## What is needed
Count the lines below that contain the word "Problem". Give only the number.

## Figure collection entries

-=-=-=-=-

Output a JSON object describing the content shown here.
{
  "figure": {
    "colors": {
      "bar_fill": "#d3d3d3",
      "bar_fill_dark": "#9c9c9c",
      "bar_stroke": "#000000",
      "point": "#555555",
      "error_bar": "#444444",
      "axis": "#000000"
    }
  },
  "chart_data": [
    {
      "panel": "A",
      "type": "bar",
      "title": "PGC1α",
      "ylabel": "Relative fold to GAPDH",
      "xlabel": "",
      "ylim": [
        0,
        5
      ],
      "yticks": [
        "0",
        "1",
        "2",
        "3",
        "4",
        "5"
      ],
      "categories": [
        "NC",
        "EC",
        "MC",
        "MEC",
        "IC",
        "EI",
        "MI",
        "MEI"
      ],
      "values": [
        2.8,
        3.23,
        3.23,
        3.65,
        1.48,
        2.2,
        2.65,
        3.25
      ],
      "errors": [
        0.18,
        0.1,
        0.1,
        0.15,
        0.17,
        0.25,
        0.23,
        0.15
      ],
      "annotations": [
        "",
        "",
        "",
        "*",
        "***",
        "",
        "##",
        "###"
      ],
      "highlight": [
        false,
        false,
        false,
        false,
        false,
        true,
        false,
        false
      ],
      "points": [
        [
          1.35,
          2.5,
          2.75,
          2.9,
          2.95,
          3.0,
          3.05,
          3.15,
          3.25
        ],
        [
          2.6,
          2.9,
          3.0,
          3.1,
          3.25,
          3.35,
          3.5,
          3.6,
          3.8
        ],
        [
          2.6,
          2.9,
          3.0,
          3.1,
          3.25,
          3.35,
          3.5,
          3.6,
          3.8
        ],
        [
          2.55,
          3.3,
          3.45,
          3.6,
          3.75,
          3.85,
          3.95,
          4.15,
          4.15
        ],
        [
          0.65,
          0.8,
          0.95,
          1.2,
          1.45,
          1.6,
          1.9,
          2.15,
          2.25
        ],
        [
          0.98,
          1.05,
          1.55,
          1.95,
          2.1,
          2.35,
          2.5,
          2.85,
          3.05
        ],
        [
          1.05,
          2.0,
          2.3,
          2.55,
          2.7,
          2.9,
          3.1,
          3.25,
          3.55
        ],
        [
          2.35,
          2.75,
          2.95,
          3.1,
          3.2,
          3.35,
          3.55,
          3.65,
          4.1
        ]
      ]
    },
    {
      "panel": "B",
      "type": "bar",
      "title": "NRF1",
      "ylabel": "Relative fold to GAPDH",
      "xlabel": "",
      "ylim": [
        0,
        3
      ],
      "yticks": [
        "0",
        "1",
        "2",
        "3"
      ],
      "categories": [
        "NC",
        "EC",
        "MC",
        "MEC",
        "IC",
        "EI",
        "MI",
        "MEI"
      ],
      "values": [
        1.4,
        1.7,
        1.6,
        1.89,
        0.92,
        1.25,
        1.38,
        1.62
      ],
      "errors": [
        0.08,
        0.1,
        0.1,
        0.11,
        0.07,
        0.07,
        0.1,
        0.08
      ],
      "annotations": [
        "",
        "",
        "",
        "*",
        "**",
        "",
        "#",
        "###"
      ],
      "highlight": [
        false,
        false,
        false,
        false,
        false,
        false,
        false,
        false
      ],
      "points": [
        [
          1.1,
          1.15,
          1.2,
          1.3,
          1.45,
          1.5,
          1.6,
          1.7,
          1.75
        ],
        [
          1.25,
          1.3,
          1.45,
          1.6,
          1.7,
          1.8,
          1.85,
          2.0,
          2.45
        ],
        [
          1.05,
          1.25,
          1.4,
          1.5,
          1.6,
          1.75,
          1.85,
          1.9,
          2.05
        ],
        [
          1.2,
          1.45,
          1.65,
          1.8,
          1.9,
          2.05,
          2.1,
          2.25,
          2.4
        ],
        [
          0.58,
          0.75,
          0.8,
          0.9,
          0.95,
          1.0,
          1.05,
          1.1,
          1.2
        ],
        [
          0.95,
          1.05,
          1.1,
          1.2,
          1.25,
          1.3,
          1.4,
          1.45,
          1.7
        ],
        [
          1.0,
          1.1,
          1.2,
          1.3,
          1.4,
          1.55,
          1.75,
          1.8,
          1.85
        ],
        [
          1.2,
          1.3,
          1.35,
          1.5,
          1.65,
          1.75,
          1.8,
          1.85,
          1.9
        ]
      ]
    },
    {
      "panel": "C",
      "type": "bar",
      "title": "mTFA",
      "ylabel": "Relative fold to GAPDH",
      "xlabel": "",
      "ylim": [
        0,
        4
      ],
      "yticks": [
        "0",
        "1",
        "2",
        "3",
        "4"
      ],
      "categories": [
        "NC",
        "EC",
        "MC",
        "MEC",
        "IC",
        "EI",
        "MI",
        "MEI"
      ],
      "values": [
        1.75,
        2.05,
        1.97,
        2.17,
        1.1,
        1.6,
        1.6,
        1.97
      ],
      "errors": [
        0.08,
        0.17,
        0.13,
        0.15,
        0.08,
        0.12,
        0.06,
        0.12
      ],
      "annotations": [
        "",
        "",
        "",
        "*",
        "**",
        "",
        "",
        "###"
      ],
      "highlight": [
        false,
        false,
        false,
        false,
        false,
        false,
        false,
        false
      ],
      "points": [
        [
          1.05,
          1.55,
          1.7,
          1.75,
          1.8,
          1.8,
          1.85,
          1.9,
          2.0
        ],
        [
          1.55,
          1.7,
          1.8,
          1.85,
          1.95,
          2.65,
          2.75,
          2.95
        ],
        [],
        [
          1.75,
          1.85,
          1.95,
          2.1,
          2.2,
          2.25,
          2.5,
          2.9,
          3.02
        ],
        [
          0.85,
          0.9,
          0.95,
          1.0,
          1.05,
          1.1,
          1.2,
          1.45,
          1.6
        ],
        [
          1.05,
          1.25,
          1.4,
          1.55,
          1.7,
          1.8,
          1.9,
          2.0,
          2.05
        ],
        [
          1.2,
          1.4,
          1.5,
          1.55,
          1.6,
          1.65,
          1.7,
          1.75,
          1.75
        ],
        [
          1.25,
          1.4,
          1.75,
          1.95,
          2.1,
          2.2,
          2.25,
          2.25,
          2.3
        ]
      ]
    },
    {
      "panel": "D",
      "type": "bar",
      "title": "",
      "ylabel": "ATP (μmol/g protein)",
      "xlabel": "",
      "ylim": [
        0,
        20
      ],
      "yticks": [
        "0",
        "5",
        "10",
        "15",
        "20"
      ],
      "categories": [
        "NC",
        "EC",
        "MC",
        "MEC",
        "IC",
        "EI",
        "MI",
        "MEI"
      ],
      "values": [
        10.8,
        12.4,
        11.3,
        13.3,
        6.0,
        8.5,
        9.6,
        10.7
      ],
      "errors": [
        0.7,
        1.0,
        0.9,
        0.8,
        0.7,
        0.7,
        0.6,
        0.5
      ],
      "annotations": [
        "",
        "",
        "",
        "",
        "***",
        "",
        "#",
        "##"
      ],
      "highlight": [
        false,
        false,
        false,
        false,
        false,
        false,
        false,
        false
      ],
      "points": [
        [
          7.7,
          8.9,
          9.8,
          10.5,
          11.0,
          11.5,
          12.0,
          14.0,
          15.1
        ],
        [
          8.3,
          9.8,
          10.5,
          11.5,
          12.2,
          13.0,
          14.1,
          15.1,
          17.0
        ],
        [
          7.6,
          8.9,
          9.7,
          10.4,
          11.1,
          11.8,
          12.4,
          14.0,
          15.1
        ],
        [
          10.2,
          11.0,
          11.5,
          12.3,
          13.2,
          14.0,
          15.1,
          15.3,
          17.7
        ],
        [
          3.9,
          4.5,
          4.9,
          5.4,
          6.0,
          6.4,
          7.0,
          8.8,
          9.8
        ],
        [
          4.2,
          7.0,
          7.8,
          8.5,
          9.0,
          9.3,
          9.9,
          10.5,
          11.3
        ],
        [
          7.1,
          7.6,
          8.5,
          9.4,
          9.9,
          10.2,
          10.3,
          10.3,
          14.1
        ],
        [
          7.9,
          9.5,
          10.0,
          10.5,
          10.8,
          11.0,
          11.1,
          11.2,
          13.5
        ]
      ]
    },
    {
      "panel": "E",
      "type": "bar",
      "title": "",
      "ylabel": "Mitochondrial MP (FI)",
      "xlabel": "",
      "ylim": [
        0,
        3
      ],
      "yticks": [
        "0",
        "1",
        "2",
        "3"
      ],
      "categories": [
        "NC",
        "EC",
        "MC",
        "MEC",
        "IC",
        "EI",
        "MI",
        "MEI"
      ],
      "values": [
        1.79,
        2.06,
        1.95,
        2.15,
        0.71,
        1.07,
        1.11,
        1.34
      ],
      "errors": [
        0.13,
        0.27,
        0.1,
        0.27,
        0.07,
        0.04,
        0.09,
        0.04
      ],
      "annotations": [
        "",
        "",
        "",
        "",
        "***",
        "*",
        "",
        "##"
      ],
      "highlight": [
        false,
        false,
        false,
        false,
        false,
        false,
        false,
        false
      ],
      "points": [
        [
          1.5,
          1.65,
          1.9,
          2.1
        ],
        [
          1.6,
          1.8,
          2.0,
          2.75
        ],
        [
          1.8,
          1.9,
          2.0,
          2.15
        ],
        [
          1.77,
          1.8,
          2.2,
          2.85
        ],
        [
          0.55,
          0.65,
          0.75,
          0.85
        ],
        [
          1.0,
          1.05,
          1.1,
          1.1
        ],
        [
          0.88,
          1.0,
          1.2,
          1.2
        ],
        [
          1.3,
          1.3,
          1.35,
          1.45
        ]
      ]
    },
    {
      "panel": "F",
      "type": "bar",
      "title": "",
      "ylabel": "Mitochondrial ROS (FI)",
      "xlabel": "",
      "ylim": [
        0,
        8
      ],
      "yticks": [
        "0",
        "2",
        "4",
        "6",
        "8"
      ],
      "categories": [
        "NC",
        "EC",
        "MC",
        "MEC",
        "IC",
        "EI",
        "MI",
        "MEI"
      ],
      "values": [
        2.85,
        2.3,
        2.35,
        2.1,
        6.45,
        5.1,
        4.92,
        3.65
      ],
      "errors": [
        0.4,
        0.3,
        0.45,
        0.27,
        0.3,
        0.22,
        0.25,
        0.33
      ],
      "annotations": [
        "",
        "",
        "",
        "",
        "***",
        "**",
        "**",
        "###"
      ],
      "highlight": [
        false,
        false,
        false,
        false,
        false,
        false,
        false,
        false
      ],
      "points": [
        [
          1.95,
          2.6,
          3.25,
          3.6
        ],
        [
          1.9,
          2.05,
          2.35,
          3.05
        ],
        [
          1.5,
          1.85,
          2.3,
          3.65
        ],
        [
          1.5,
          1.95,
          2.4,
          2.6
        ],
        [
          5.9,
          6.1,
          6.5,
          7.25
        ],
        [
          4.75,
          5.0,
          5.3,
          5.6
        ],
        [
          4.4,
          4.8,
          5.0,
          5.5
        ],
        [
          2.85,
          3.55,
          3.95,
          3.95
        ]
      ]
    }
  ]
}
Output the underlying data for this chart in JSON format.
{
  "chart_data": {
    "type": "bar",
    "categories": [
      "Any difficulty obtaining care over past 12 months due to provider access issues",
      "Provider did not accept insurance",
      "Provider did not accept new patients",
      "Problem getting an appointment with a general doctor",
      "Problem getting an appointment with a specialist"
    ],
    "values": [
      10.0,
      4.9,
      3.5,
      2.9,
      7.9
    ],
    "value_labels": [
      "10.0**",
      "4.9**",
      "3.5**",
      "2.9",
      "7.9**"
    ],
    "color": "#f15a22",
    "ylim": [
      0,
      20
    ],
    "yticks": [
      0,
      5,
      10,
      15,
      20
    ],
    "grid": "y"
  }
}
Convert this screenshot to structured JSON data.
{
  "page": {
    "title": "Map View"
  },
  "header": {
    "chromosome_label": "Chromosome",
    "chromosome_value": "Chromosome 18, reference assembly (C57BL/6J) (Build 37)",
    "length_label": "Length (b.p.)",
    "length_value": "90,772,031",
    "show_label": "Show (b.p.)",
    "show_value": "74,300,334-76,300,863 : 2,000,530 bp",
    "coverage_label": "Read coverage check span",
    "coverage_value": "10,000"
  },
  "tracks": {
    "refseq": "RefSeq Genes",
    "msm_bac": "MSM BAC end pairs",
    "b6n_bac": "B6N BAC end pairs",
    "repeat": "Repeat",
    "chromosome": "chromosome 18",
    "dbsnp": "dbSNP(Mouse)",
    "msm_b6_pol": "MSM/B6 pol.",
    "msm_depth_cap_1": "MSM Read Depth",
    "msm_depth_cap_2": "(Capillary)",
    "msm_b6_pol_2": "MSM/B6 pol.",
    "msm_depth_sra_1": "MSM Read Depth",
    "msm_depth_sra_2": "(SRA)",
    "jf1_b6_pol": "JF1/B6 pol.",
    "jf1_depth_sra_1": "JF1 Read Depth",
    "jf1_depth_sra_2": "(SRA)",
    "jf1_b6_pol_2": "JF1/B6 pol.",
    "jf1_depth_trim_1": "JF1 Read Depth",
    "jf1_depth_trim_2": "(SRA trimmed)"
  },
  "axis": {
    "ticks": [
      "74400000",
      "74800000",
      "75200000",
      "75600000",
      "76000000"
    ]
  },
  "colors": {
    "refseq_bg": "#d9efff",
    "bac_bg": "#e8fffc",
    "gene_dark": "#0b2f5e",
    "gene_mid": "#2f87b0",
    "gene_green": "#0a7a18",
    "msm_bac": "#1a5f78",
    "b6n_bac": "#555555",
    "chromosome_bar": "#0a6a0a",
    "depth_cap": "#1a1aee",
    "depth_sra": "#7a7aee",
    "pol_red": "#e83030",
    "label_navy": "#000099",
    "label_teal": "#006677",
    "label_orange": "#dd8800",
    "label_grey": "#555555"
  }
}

-=-=-=-=-

## Answer box
2